Source document:
● ● ● ●
# Toddler "stressed" by working parents, childcare arrangement?



## John Lee

I work about 55-60 hrs a week, my wife works 35 plus is in school part-time. Weekdays our toddler is with grandparents two days, part-time nanny three days, and then evenings I'm with the toddler two days and both of us are home three days. We spend weekends together but it's not uncommon for one or both of us to have to get some work done on the weekend too.

We've had this arrangement about two months now, and I feel like I notice a change in my 20-month-old -- she seems less happy, more anxious, a little more clingy to mom when she's there, more tantrumy. I can't really tell whether I'm seeing the effects of stress or just the onset of "terrible twos." It's not like the toddler is unhappy all the time, just more than before (she was really well-adjusted for a long time). 

I guess my questions are (1) is our arrangement bad for our child? Is it possible that the constant switches between parents/grandparents/nanny are too much for her? (2) is there anything we can do to lessen the stress of the situation if we don't change it? (3) is it possible I'm just letting my parental guilt talk and that there's actually nothing all that wrong here?


----------



## EleGirl

This could be everything from her adjusting to not being with her mother as much as before to someone she's with is causing a problem.

Looking at each person who watches her.. how is she after each?

Does she behave differently after she's with the nanny (or any other one)? 

HOw well do you know the nanny?


----------



## John Lee

EleGirl said:


> This could be everything from her adjusting to not being with her mother as much as before to someone she's with is causing a problem.
> 
> Looking at each person who watches her.. how is she after each?
> 
> Does she behave differently after she's with the nanny (or any other one)?
> 
> HOw well do you know the nanny?


We got good references for the nanny, we have a nanny cam, and we have had friends observe them at the park. We got very good reports from the observers at the park and see good things on the cam. We tried another one who we did not have good results with. Our toddler has had some negative reaction to the nanny's morning arrival, but it has already lessened from a long crying fit to just a brief protest followed by happily going over to play with the nanny before I even leave the house. 

The toddler loves her grandparents and doesn't even notice when I leave when with them. It's actually when mom IS there that I notice the most conflict, almost like she's angry at mom for not being there more. She had mom all to herself for the first 1.5 years of her life, so maybe you're right that it's just the adjustment.


----------



## PBear

I don't know if it's "bad" or not, but it sure doesn't seem optimal. I think a child needs stability and consistency. And having so many caretakers means that's not possible. 

C
_Posted via Mobile Device_


----------



## EleGirl

There are two issues with other people 1) is that other person doing something harmful to you child. 2) Does your child just not like that other person. 

It's most likely just adjustment. She misses her mother and a consistent care taker.


----------



## John Lee

PBear said:


> I don't know if it's "bad" or not, but it sure doesn't seem optimal. I think a child needs stability and consistency. And having so many caretakers means that's not possible.
> 
> C
> _Posted via Mobile Device_


Yes, this is one of my concerns as well. The problem is her grandparents can't do five days a week and the nanny would be too expensive five days a week (and we wouldn't be able to afford my wife's schooling without her working). We could do full-time daycare instead, but then she would miss the time with her grandparents, and I'm not sure the daycare would be better than one-on-one interaction at her age.

I feel a bit stuck about this. Perhaps I need to bring it up to my wife after her semester ends -- I don't want to do it now because of the stress, but I don't know that our current arrangement is good long term.
● ● ● ●
Data provided:

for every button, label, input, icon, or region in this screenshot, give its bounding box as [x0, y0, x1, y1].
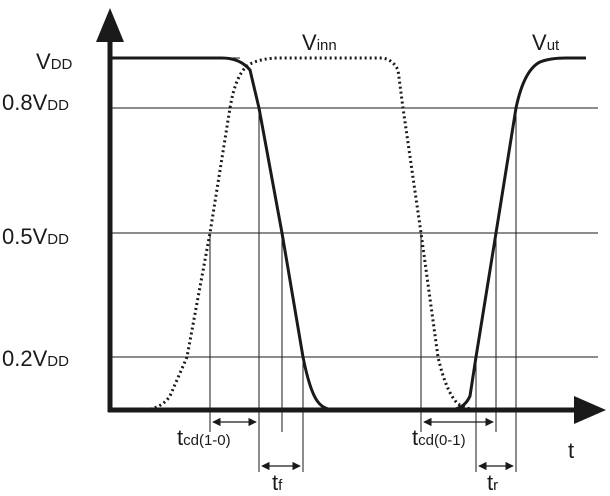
● ● ● ●
Work instructions:
a) From the childcare thread, reproduce verbatim the passage starting with "There are two" and going on through "that other person.".
b) Render this sentence from the childcare thread into French: "We got very good reports from the observers at the park and see good things on the cam."
The data were obtained from a separate source.

Answers by task:
a)
There are two issues with other people 1) is that other person doing something harmful to you child. 2) Does your child just not like that other person.

b) Nous avons reçu de très bons rapports des observateurs au parc et nous voyons de bonnes choses sur la caméra.